◆ STATED TASK
In the records below, find the line containing "Type out the text in this image."; give it again exactly, along with every line that follows, and nothing else.

◆ ENTRIES
>> begin
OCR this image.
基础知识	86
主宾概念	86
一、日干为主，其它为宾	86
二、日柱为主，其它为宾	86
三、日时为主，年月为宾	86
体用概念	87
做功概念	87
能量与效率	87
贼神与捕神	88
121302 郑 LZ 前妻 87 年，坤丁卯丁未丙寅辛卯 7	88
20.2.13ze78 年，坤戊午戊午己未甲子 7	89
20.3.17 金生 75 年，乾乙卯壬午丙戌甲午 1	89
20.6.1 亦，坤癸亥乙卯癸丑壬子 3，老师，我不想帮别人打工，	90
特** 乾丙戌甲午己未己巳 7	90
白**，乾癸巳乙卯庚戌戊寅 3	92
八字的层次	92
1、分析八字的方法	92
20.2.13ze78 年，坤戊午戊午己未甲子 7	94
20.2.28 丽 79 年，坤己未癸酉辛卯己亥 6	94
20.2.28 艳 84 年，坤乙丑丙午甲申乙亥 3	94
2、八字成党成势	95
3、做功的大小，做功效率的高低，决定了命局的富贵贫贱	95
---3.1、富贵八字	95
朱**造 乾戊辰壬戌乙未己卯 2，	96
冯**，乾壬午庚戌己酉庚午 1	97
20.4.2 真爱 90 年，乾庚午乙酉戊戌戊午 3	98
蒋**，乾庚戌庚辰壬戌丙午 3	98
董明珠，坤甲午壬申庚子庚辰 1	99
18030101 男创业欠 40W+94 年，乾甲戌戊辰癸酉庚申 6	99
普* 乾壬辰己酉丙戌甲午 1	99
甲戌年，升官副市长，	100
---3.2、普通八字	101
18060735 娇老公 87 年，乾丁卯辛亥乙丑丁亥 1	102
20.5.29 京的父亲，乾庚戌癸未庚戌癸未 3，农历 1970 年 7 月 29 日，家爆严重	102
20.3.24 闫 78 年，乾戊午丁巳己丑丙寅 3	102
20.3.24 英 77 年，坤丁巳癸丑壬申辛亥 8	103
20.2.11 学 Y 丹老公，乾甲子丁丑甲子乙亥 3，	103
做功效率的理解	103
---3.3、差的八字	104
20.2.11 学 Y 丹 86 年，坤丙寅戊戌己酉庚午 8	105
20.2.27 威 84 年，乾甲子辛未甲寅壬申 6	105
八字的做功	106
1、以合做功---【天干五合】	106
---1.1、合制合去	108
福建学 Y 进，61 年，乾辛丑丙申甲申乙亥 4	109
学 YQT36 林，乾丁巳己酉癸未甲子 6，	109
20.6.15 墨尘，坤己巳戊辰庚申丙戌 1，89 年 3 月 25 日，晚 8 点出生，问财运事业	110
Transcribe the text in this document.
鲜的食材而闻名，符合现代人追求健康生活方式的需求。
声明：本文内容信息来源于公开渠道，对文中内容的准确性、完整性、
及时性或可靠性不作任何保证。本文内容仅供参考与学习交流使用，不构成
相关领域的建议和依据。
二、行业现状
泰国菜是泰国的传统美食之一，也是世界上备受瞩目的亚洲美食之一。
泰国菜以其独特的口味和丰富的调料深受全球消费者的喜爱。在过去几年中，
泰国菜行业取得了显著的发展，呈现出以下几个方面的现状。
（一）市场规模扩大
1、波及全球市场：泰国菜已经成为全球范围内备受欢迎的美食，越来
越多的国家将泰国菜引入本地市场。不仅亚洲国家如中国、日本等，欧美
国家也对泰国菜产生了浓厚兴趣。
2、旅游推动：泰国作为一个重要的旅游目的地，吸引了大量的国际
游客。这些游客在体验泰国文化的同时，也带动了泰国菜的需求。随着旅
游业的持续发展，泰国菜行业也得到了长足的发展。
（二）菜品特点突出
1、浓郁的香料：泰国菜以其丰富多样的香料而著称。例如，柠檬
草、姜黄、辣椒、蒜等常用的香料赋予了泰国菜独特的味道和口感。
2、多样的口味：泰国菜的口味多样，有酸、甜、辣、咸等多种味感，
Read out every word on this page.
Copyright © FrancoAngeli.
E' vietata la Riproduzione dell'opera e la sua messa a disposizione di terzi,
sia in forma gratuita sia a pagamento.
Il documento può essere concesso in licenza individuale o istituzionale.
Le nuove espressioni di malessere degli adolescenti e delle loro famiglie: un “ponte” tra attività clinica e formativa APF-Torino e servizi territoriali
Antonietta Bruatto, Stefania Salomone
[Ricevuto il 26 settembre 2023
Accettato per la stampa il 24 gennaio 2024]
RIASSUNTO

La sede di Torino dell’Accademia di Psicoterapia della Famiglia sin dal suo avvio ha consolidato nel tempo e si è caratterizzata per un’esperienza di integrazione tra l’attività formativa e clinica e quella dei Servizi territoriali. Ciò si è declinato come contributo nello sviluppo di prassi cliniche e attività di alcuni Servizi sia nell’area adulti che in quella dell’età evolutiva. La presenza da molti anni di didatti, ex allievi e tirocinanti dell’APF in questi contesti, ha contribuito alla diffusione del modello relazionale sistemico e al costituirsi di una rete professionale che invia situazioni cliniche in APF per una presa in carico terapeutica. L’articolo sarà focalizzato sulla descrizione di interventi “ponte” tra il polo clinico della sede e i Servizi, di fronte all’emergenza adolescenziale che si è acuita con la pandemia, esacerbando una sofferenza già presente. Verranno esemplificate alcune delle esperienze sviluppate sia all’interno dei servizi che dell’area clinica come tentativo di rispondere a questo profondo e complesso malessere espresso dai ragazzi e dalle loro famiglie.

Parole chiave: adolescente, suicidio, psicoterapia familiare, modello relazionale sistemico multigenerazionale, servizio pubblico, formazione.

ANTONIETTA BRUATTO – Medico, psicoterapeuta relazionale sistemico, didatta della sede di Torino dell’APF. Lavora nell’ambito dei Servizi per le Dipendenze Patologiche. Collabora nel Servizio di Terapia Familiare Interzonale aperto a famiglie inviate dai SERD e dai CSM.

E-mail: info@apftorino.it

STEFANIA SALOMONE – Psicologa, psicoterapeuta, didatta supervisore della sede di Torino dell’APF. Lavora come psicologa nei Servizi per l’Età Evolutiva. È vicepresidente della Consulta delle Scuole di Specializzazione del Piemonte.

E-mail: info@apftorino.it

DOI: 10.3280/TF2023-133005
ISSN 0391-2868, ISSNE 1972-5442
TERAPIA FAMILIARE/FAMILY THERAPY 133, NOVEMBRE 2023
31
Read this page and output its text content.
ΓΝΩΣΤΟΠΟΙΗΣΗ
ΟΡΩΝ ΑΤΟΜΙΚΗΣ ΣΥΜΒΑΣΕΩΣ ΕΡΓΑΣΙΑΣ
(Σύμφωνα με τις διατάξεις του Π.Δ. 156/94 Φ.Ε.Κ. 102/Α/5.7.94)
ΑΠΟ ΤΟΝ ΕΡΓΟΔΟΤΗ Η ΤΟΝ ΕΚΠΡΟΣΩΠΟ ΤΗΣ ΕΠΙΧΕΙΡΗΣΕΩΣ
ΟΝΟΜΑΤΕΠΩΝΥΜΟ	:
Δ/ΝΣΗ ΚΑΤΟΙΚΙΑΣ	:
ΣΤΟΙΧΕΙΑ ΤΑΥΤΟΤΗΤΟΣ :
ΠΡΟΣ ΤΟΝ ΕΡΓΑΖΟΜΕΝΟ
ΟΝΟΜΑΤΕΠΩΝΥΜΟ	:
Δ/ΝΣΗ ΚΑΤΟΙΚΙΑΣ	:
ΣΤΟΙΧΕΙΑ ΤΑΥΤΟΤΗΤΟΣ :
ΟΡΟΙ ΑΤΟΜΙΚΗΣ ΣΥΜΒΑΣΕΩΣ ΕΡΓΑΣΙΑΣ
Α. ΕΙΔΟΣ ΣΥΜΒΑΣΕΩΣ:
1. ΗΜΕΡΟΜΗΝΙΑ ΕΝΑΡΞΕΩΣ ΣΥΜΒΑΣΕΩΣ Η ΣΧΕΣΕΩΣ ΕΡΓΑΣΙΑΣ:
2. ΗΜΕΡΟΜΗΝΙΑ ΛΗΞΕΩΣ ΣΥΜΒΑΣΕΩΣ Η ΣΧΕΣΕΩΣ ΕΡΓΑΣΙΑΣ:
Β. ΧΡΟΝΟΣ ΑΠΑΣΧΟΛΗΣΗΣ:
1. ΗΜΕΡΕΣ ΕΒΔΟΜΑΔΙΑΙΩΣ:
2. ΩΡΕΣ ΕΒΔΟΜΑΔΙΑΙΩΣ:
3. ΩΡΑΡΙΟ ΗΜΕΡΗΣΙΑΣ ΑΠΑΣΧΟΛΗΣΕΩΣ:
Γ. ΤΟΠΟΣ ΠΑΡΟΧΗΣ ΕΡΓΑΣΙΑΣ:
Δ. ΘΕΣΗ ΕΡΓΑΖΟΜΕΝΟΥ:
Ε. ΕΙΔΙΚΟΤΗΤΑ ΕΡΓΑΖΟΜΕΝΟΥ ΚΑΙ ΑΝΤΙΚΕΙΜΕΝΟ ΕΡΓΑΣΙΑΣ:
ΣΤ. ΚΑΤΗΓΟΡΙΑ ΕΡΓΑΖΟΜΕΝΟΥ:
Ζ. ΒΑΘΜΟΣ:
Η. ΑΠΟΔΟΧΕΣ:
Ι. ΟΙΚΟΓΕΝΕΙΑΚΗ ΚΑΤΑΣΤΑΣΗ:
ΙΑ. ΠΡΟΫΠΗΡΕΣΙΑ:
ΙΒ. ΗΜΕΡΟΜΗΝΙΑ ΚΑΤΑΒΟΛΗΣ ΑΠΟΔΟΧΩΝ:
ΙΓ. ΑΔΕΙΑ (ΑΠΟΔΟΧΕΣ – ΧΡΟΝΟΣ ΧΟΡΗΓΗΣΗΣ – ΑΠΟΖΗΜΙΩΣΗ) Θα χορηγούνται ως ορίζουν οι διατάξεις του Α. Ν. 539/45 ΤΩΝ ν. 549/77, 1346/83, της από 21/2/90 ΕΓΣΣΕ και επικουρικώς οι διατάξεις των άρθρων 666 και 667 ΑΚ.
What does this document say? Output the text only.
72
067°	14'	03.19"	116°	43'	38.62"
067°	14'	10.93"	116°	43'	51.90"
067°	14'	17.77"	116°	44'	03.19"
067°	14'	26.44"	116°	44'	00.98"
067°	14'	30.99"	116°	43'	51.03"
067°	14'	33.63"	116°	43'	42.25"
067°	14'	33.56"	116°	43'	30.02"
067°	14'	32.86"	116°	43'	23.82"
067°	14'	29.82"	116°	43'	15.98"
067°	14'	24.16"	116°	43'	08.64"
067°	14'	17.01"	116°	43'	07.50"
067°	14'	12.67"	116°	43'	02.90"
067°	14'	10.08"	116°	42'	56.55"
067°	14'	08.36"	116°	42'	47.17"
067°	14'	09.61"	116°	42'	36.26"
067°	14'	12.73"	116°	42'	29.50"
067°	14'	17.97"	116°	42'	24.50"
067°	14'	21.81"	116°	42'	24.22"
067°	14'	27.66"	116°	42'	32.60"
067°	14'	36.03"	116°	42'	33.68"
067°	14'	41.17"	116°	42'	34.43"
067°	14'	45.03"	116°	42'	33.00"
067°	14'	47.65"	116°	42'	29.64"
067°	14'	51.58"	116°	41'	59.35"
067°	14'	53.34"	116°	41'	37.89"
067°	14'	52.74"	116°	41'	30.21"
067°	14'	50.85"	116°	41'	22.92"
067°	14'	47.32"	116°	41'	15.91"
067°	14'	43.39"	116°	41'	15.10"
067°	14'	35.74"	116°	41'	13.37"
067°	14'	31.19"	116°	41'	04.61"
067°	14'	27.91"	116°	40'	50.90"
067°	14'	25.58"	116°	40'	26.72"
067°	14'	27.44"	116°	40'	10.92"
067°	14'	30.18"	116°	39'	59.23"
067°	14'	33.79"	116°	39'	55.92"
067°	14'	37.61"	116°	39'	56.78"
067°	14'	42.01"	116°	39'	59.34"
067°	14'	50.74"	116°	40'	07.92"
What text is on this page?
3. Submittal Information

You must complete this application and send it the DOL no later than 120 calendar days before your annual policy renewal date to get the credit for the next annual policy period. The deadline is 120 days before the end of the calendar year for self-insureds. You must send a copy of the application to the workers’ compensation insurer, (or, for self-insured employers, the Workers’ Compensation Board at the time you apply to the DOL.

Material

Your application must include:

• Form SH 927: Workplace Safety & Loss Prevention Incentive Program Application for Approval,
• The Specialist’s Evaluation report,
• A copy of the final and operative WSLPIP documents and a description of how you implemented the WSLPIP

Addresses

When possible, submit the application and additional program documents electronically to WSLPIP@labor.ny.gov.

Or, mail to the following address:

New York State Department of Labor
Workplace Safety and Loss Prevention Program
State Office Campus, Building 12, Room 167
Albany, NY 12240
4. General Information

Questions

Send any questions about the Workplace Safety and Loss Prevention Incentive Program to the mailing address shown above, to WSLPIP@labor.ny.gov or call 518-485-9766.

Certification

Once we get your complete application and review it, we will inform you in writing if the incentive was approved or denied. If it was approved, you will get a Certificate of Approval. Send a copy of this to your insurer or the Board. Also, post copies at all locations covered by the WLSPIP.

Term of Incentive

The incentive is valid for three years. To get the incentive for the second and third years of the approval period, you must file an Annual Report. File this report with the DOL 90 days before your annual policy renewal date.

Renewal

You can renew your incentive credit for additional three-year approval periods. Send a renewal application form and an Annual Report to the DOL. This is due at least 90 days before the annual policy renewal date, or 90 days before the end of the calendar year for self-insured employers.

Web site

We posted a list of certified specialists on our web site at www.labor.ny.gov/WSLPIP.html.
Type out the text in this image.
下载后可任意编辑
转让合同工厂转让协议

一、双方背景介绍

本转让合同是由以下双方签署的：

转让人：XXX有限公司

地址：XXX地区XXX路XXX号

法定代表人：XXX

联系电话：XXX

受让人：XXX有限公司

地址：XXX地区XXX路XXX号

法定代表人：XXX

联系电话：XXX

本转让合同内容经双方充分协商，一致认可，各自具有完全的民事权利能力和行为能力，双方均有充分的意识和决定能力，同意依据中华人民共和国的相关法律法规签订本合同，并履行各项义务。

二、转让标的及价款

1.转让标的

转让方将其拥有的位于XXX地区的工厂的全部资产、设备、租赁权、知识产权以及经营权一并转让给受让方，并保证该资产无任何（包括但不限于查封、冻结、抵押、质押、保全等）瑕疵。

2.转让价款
>> end
◆ WRITTEN SOLUTION
Type out the text in this image.
下载后可任意编辑
转让合同工厂转让协议

一、双方背景介绍

本转让合同是由以下双方签署的：

转让人：XXX有限公司

地址：XXX地区XXX路XXX号

法定代表人：XXX

联系电话：XXX

受让人：XXX有限公司

地址：XXX地区XXX路XXX号

法定代表人：XXX

联系电话：XXX

本转让合同内容经双方充分协商，一致认可，各自具有完全的民事权利能力和行为能力，双方均有充分的意识和决定能力，同意依据中华人民共和国的相关法律法规签订本合同，并履行各项义务。

二、转让标的及价款

1.转让标的

转让方将其拥有的位于XXX地区的工厂的全部资产、设备、租赁权、知识产权以及经营权一并转让给受让方，并保证该资产无任何（包括但不限于查封、冻结、抵押、质押、保全等）瑕疵。

2.转让价款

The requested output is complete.